**REQUIREMENT**
Could you print all the entries exactly?

**PROVIDED DATA**
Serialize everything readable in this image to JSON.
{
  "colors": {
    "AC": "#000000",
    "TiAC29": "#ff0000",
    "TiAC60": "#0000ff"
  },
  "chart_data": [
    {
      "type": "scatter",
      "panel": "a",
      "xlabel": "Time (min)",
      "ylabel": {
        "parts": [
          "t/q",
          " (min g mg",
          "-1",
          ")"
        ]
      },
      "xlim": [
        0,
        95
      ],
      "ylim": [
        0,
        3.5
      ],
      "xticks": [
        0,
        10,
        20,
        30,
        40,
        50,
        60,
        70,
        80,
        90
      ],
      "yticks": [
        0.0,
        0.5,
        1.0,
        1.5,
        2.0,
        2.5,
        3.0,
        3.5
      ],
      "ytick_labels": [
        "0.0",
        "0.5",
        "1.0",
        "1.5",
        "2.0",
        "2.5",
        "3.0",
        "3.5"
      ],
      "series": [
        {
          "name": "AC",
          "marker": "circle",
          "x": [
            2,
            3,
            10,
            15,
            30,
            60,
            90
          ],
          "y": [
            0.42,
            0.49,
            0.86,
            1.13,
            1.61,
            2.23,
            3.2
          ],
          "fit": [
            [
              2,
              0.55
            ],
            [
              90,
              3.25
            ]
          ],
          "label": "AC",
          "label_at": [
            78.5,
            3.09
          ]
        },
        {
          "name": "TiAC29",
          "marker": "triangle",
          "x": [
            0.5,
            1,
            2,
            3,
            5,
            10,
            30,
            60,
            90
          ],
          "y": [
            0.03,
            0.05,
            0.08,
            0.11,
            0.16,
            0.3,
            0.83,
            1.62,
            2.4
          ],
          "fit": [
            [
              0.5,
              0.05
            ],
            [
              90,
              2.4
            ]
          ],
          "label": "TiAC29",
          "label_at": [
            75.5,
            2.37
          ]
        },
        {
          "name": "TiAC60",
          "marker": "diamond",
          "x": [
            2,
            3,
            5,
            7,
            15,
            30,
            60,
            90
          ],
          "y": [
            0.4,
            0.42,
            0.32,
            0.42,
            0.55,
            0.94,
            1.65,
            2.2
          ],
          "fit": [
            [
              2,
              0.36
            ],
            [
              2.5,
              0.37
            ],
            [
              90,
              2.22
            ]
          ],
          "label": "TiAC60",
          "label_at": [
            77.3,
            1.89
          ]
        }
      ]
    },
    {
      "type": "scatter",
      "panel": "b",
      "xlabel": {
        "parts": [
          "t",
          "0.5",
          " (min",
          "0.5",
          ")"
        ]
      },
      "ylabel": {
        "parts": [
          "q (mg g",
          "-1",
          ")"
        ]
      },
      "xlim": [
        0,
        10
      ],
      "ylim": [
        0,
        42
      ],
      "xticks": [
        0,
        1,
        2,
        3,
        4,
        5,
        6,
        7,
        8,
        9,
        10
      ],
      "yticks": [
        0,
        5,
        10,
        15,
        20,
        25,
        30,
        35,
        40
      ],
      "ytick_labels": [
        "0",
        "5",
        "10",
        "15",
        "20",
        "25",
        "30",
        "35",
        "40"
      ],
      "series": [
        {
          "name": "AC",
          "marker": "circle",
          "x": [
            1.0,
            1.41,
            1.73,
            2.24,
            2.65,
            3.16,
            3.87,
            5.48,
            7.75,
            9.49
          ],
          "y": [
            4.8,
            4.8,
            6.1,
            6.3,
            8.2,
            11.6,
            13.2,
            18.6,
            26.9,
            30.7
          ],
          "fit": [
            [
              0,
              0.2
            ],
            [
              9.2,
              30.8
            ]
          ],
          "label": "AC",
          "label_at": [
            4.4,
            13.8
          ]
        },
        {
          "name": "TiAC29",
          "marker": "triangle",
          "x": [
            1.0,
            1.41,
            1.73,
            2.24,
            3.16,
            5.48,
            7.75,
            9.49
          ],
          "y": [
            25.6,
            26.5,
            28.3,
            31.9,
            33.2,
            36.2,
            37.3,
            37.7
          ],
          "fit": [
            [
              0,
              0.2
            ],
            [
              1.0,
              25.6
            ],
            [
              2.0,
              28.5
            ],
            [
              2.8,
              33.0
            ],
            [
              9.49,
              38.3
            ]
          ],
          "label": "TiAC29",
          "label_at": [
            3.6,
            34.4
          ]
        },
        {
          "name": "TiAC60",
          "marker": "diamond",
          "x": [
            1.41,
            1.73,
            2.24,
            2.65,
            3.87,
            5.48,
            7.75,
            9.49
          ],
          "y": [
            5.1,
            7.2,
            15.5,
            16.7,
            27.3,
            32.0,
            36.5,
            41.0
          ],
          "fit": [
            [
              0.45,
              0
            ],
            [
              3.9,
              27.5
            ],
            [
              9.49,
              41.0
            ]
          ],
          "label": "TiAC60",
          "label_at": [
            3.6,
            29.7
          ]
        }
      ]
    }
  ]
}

**EXERCISE SOLUTION**
Serialize everything readable in this image to JSON.
{
  "colors": {
    "AC": "#000000",
    "TiAC29": "#ff0000",
    "TiAC60": "#0000ff"
  },
  "chart_data": [
    {
      "type": "scatter",
      "panel": "a",
      "xlabel": "Time (min)",
      "ylabel": {
        "parts": [
          "t/q",
          " (min g mg",
          "-1",
          ")"
        ]
      },
      "xlim": [
        0,
        95
      ],
      "ylim": [
        0,
        3.5
      ],
      "xticks": [
        0,
        10,
        20,
        30,
        40,
        50,
        60,
        70,
        80,
        90
      ],
      "yticks": [
        0.0,
        0.5,
        1.0,
        1.5,
        2.0,
        2.5,
        3.0,
        3.5
      ],
      "ytick_labels": [
        "0.0",
        "0.5",
        "1.0",
        "1.5",
        "2.0",
        "2.5",
        "3.0",
        "3.5"
      ],
      "series": [
        {
          "name": "AC",
          "marker": "circle",
          "x": [
            2,
            3,
            10,
            15,
            30,
            60,
            90
          ],
          "y": [
            0.42,
            0.49,
            0.86,
            1.13,
            1.61,
            2.23,
            3.2
          ],
          "fit": [
            [
              2,
              0.55
            ],
            [
              90,
              3.25
            ]
          ],
          "label": "AC",
          "label_at": [
            78.5,
            3.09
          ]
        },
        {
          "name": "TiAC29",
          "marker": "triangle",
          "x": [
            0.5,
            1,
            2,
            3,
            5,
            10,
            30,
            60,
            90
          ],
          "y": [
            0.03,
            0.05,
            0.08,
            0.11,
            0.16,
            0.3,
            0.83,
            1.62,
            2.4
          ],
          "fit": [
            [
              0.5,
              0.05
            ],
            [
              90,
              2.4
            ]
          ],
          "label": "TiAC29",
          "label_at": [
            75.5,
            2.37
          ]
        },
        {
          "name": "TiAC60",
          "marker": "diamond",
          "x": [
            2,
            3,
            5,
            7,
            15,
            30,
            60,
            90
          ],
          "y": [
            0.4,
            0.42,
            0.32,
            0.42,
            0.55,
            0.94,
            1.65,
            2.2
          ],
          "fit": [
            [
              2,
              0.36
            ],
            [
              2.5,
              0.37
            ],
            [
              90,
              2.22
            ]
          ],
          "label": "TiAC60",
          "label_at": [
            77.3,
            1.89
          ]
        }
      ]
    },
    {
      "type": "scatter",
      "panel": "b",
      "xlabel": {
        "parts": [
          "t",
          "0.5",
          " (min",
          "0.5",
          ")"
        ]
      },
      "ylabel": {
        "parts": [
          "q (mg g",
          "-1",
          ")"
        ]
      },
      "xlim": [
        0,
        10
      ],
      "ylim": [
        0,
        42
      ],
      "xticks": [
        0,
        1,
        2,
        3,
        4,
        5,
        6,
        7,
        8,
        9,
        10
      ],
      "yticks": [
        0,
        5,
        10,
        15,
        20,
        25,
        30,
        35,
        40
      ],
      "ytick_labels": [
        "0",
        "5",
        "10",
        "15",
        "20",
        "25",
        "30",
        "35",
        "40"
      ],
      "series": [
        {
          "name": "AC",
          "marker": "circle",
          "x": [
            1.0,
            1.41,
            1.73,
            2.24,
            2.65,
            3.16,
            3.87,
            5.48,
            7.75,
            9.49
          ],
          "y": [
            4.8,
            4.8,
            6.1,
            6.3,
            8.2,
            11.6,
            13.2,
            18.6,
            26.9,
            30.7
          ],
          "fit": [
            [
              0,
              0.2
            ],
            [
              9.2,
              30.8
            ]
          ],
          "label": "AC",
          "label_at": [
            4.4,
            13.8
          ]
        },
        {
          "name": "TiAC29",
          "marker": "triangle",
          "x": [
            1.0,
            1.41,
            1.73,
            2.24,
            3.16,
            5.48,
            7.75,
            9.49
          ],
          "y": [
            25.6,
            26.5,
            28.3,
            31.9,
            33.2,
            36.2,
            37.3,
            37.7
          ],
          "fit": [
            [
              0,
              0.2
            ],
            [
              1.0,
              25.6
            ],
            [
              2.0,
              28.5
            ],
            [
              2.8,
              33.0
            ],
            [
              9.49,
              38.3
            ]
          ],
          "label": "TiAC29",
          "label_at": [
            3.6,
            34.4
          ]
        },
        {
          "name": "TiAC60",
          "marker": "diamond",
          "x": [
            1.41,
            1.73,
            2.24,
            2.65,
            3.87,
            5.48,
            7.75,
            9.49
          ],
          "y": [
            5.1,
            7.2,
            15.5,
            16.7,
            27.3,
            32.0,
            36.5,
            41.0
          ],
          "fit": [
            [
              0.45,
              0
            ],
            [
              3.9,
              27.5
            ],
            [
              9.49,
              41.0
            ]
          ],
          "label": "TiAC60",
          "label_at": [
            3.6,
            29.7
          ]
        }
      ]
    }
  ]
}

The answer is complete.